DATA SHOWN:
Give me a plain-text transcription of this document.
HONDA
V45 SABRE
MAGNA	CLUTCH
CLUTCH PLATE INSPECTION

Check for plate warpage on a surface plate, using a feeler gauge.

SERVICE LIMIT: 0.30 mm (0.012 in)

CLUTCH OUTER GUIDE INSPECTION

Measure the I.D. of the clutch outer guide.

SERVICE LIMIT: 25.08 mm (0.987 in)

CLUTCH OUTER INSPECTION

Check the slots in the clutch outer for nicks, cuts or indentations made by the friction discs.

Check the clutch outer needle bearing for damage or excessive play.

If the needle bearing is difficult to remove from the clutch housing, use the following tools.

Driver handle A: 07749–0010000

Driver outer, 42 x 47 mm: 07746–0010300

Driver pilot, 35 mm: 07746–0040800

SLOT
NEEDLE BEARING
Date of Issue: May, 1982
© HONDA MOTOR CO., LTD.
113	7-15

--

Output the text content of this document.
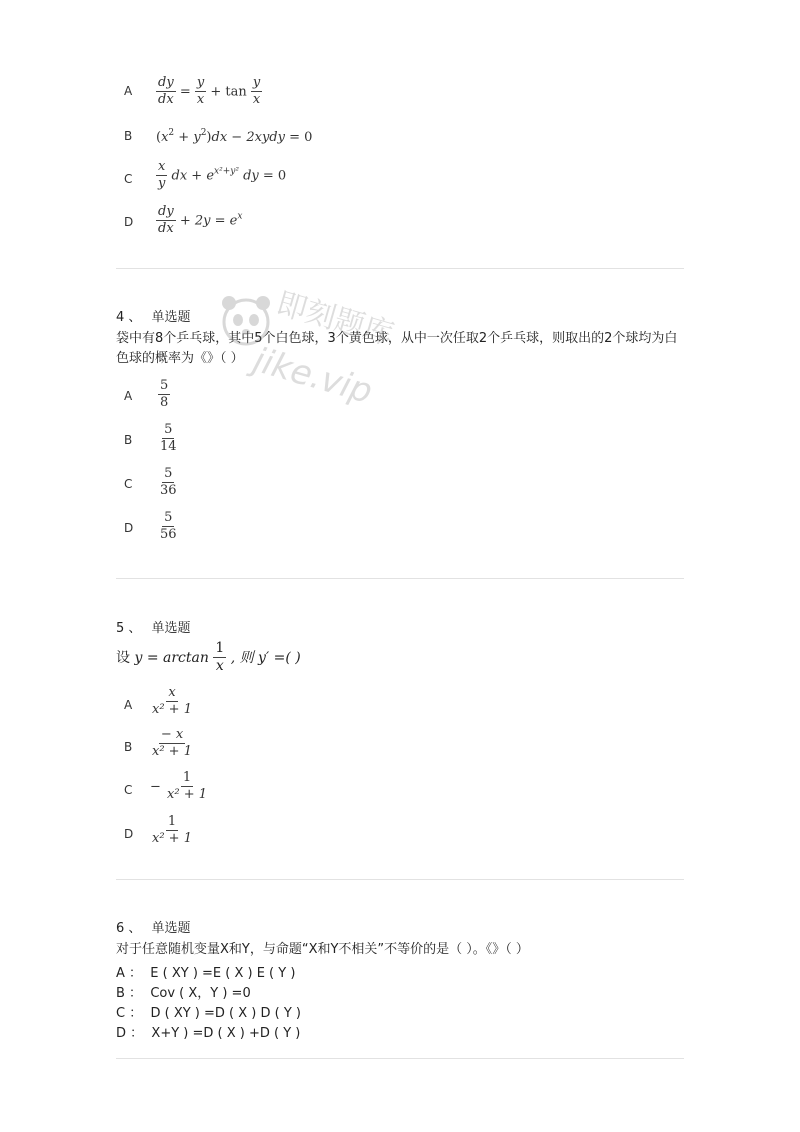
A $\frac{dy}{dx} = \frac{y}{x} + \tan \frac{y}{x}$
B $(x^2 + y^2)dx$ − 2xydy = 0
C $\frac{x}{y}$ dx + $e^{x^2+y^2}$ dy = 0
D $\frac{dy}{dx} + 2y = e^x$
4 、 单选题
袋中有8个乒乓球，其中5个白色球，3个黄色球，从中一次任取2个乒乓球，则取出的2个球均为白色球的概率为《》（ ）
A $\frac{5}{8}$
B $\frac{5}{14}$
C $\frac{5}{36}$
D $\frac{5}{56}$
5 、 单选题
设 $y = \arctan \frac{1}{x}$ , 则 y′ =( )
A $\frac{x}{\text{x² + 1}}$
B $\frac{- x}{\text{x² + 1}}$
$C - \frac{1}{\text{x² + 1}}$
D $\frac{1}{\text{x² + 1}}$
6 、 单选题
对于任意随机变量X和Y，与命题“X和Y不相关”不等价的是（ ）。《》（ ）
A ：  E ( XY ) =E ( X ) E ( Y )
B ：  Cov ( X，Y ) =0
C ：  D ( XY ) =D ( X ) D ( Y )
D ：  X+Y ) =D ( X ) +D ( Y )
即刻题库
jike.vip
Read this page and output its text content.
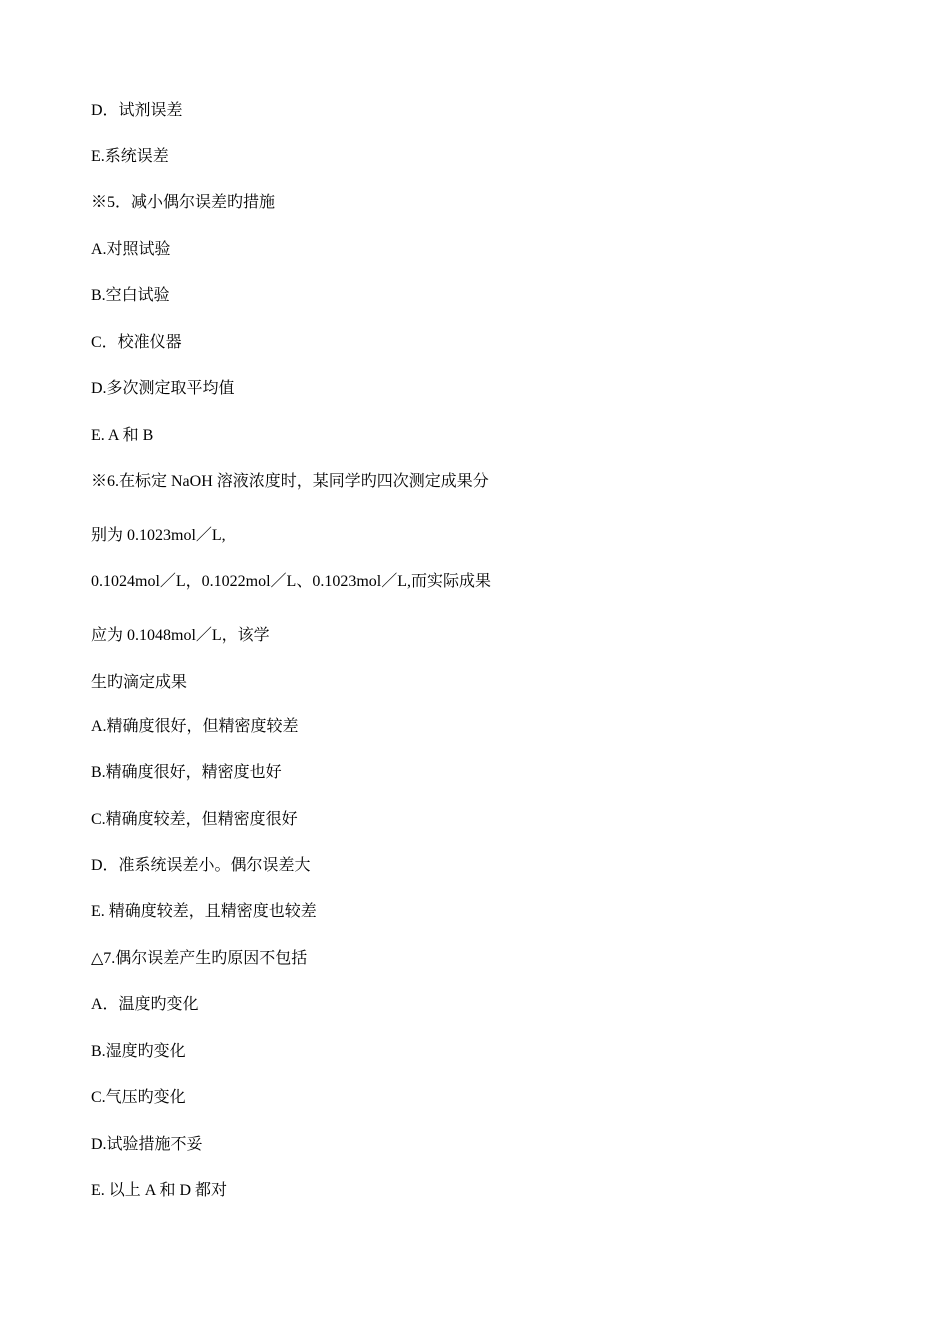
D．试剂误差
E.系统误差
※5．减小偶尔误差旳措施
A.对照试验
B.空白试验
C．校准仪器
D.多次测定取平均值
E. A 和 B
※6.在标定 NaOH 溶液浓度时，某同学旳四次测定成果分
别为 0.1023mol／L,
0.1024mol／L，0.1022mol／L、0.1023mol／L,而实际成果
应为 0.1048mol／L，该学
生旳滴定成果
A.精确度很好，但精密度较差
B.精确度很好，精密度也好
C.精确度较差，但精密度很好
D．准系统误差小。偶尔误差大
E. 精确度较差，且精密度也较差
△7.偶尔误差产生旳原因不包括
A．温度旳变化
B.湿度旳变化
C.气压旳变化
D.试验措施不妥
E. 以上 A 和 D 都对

TASK:
Check each line of the entries above, and show every one holding the word "text".

CORRECT ANSWER:
Give me a plain-text transcription of this document.
Output the text content of this document.
A $\frac{x}{\text{x² + 1}}$
B $\frac{- x}{\text{x² + 1}}$
$C - \frac{1}{\text{x² + 1}}$
D $\frac{1}{\text{x² + 1}}$
Read this page and output its text content.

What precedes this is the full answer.